What to produce: Retype every entry word for word.

┌─ Provided data

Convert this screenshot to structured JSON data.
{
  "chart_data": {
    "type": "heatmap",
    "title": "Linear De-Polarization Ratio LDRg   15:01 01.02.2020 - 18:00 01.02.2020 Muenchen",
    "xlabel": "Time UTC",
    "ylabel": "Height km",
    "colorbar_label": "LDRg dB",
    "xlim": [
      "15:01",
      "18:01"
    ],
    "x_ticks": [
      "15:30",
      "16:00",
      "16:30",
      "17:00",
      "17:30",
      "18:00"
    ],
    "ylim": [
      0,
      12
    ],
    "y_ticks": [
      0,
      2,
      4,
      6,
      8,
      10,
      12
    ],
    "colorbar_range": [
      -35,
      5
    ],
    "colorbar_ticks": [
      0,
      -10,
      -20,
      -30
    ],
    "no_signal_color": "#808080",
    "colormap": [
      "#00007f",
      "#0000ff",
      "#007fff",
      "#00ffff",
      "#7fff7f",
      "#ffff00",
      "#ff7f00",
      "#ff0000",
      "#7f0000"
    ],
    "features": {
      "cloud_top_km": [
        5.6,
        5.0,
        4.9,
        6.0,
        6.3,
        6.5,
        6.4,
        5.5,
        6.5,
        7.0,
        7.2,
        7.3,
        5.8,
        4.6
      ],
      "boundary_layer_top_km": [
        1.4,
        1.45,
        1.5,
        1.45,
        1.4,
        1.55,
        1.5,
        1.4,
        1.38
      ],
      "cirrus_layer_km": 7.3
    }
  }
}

└─

Exercise response:
Convert this screenshot to structured JSON data.
{
  "chart_data": {
    "type": "heatmap",
    "title": "Linear De-Polarization Ratio LDRg   15:01 01.02.2020 - 18:00 01.02.2020 Muenchen",
    "xlabel": "Time UTC",
    "ylabel": "Height km",
    "colorbar_label": "LDRg dB",
    "xlim": [
      "15:01",
      "18:01"
    ],
    "x_ticks": [
      "15:30",
      "16:00",
      "16:30",
      "17:00",
      "17:30",
      "18:00"
    ],
    "ylim": [
      0,
      12
    ],
    "y_ticks": [
      0,
      2,
      4,
      6,
      8,
      10,
      12
    ],
    "colorbar_range": [
      -35,
      5
    ],
    "colorbar_ticks": [
      0,
      -10,
      -20,
      -30
    ],
    "no_signal_color": "#808080",
    "colormap": [
      "#00007f",
      "#0000ff",
      "#007fff",
      "#00ffff",
      "#7fff7f",
      "#ffff00",
      "#ff7f00",
      "#ff0000",
      "#7f0000"
    ],
    "features": {
      "cloud_top_km": [
        5.6,
        5.0,
        4.9,
        6.0,
        6.3,
        6.5,
        6.4,
        5.5,
        6.5,
        7.0,
        7.2,
        7.3,
        5.8,
        4.6
      ],
      "boundary_layer_top_km": [
        1.4,
        1.45,
        1.5,
        1.45,
        1.4,
        1.55,
        1.5,
        1.4,
        1.38
      ],
      "cirrus_layer_km": 7.3
    }
  }
}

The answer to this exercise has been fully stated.